* Data
○ ○ ○ ○ ○ ○ ○

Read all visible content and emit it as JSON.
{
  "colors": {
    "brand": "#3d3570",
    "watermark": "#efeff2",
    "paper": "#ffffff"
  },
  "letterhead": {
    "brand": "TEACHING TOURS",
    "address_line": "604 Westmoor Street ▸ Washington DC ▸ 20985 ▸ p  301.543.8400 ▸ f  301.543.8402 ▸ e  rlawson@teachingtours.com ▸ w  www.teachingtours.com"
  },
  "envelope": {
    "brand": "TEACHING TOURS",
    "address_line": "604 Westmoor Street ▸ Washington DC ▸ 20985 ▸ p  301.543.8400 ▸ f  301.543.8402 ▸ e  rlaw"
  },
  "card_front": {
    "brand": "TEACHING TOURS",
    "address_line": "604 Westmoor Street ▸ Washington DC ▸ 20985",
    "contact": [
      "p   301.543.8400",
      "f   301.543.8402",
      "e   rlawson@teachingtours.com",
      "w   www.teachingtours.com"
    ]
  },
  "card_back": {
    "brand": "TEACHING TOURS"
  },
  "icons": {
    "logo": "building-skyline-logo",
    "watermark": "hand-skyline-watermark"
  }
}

○ ○ ○ ○ ○ ○ ○

Repeat all the entries exactly as given.

Read all visible content and emit it as JSON.
{
  "colors": {
    "brand": "#3d3570",
    "watermark": "#efeff2",
    "paper": "#ffffff"
  },
  "letterhead": {
    "brand": "TEACHING TOURS",
    "address_line": "604 Westmoor Street ▸ Washington DC ▸ 20985 ▸ p  301.543.8400 ▸ f  301.543.8402 ▸ e  rlawson@teachingtours.com ▸ w  www.teachingtours.com"
  },
  "envelope": {
    "brand": "TEACHING TOURS",
    "address_line": "604 Westmoor Street ▸ Washington DC ▸ 20985 ▸ p  301.543.8400 ▸ f  301.543.8402 ▸ e  rlaw"
  },
  "card_front": {
    "brand": "TEACHING TOURS",
    "address_line": "604 Westmoor Street ▸ Washington DC ▸ 20985",
    "contact": [
      "p   301.543.8400",
      "f   301.543.8402",
      "e   rlawson@teachingtours.com",
      "w   www.teachingtours.com"
    ]
  },
  "card_back": {
    "brand": "TEACHING TOURS"
  },
  "icons": {
    "logo": "building-skyline-logo",
    "watermark": "hand-skyline-watermark"
  }
}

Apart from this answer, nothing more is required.